■ **ПРЕДЛОЖЕННЫЙ ОТРЫВОК**:
********************

Рерих приехал в мастерскую на «Паккарде», выделенном ОГПУ. Он сообщил, что привез в Москву ларец с гималайской землей, которую по поручению мудрецов Индии махатм уполномочен был возложить «На могилу брата нашего махатмы Ленина».
Они еще долго сидели за столом и вспоминали минувшее.
Рерих прибыл в Москву 13 июня, утренним поездом Новосибирск— Москва. Состав остановился на Казанском вокзале. Как только Рерих и Блюмкин покинули вагон, к ним подскочил сотрудник Оперативного отдела ОГПУ и предложил проследовать в машины, ожидавшие их у фасада здания вокзала. Один из автомобилей должен был доставить Рериха и Блюмкина на Лубянку, а второй отвезти Елену Ивановну и Юрия в «Метрополь», где располагались гостевые номера НКИД.

********************

■ **ИЗВЛЕЧЁННЫЕ ЗАПИСИ**:
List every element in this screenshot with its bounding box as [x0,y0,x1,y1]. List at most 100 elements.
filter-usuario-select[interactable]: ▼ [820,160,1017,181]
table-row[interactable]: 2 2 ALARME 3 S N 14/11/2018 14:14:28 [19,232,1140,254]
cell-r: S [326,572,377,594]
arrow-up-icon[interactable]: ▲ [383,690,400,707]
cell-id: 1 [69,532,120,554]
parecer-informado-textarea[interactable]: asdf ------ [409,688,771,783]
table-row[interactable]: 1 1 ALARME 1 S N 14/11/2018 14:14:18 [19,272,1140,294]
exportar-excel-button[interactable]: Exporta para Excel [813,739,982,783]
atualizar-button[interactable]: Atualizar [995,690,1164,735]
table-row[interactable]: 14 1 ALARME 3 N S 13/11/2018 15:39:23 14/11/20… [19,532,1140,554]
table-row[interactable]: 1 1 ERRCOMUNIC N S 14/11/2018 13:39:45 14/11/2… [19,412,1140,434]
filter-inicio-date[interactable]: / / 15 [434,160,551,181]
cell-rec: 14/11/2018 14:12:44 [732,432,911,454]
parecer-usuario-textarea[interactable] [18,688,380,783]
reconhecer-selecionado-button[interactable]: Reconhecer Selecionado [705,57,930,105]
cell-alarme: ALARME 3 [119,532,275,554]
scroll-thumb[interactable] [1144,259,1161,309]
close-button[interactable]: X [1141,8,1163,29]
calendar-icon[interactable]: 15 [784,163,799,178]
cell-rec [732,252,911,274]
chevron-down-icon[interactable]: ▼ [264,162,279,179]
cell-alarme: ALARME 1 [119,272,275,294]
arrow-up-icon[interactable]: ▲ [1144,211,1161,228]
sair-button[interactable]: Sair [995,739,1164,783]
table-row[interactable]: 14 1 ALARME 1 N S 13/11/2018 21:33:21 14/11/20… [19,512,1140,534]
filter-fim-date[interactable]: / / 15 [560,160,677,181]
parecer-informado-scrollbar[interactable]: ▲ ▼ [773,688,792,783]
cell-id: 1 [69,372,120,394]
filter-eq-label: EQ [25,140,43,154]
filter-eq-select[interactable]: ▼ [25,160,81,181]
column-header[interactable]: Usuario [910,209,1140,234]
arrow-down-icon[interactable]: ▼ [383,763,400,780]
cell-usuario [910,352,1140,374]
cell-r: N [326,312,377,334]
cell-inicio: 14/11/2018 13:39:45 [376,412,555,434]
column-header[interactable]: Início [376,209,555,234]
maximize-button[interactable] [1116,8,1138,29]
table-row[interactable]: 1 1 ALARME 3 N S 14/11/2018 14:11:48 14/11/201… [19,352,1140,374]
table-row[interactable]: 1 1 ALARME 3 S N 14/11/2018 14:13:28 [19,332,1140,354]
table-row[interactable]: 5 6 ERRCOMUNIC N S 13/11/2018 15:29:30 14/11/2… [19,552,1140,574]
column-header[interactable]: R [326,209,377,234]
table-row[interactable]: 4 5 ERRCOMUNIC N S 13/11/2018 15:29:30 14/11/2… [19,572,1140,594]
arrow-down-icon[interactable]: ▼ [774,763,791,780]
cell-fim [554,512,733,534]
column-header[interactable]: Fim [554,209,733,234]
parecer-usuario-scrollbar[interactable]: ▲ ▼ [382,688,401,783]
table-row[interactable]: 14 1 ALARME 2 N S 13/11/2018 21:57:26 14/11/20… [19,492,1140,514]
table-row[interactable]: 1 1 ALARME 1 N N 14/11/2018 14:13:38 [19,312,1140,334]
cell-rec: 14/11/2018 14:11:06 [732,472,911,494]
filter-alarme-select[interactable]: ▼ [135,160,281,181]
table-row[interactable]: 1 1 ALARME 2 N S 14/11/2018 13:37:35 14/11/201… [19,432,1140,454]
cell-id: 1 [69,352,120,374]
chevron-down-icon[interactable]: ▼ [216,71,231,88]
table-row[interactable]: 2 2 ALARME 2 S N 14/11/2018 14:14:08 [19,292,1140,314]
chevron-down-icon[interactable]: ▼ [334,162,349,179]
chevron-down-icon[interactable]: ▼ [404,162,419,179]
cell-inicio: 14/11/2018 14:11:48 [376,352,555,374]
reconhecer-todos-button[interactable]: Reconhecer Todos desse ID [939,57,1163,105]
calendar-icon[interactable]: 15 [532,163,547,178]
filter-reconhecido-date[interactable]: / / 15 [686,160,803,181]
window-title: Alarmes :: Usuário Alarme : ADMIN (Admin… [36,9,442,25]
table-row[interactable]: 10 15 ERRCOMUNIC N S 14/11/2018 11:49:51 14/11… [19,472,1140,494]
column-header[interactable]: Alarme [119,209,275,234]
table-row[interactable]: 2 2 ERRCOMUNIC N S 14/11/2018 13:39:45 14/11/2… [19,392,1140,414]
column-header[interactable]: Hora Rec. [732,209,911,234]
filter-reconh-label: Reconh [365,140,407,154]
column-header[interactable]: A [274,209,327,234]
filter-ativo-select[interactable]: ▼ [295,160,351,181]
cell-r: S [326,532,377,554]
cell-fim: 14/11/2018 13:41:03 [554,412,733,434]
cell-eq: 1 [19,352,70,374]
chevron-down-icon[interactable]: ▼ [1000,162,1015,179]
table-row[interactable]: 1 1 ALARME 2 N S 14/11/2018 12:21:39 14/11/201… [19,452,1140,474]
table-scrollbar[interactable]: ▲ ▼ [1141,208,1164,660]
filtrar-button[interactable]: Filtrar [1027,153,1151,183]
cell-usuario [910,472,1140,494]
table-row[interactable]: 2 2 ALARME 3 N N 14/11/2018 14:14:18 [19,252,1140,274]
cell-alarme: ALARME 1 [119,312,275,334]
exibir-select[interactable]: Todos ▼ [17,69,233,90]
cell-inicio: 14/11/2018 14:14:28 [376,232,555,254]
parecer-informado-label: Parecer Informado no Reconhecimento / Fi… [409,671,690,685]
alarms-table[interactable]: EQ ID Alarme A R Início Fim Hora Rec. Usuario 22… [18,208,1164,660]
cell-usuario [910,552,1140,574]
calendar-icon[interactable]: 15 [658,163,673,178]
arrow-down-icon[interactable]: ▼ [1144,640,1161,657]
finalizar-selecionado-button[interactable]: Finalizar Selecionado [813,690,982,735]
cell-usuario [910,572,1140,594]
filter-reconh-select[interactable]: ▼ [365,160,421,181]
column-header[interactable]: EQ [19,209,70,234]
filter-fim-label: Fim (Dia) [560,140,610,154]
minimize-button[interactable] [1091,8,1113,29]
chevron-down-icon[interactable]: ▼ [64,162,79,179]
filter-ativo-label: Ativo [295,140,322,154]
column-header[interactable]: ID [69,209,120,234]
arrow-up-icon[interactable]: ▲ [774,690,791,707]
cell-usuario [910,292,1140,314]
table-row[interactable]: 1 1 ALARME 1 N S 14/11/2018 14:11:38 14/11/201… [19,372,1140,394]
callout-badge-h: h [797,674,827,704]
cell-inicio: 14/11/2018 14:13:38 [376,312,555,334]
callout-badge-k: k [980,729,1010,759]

********************

■ **ИЗУЧИТЕ МАТЕРИАЛ**:
1 > Ответьте по отрывку о приезде Рериха в Москву:
(a) На каком автомобиле Рерих приехал в мастерскую?
(b) На каком вокзале остановился поезд, которым прибыл Рерих?
(c) Куда должны были отвезти Елену Ивановну и Юрия?
2 > Продолжите отрывок о приезде Рериха в Москву, начав сразу после его последнего предложения.

■ **ОТВЕТЫ ПО ЗАДАНИЯМ**:
1 >
(a) На «Паккарде», выделенном ОГПУ.
(b) На Казанском вокзале.
(c) В «Метрополь», где располагались гостевые номера НКИД.

2 >
Автомобиль с ветерком пронес их по Мясницкой и, не доезжая Лубянской площади, нырнул в Фуркасовский переулок. Предстояло сделать массу визитов: побывать у Бокия, затем их ждали Трилиссер, Ягода, Чичерин (ему письмо махатм) и на «десерт» — вечер у Луначарского. Назавтра Блюмкин предлагал Николаю Константиновичу поехать на его (Блюмкина) официальную работу в Наркомторг и потолковать с Каменевым.
На Лубянке Рериха приняли тепло. Он, как известно, посещал во время своего пребывания в Москве ОГПУшных начальников. Трилиссер «даже консультировался у него по поводу выдвигавшейся Барченко теории Шамбалы и его планов в связи с религиозно-политическим центром», — вспоминал впоследствии шеф Спецотдела Бокий[126]. Он познакомил художника и с Александром Васильевичем Барченко и результатами его опытов с N-лучами.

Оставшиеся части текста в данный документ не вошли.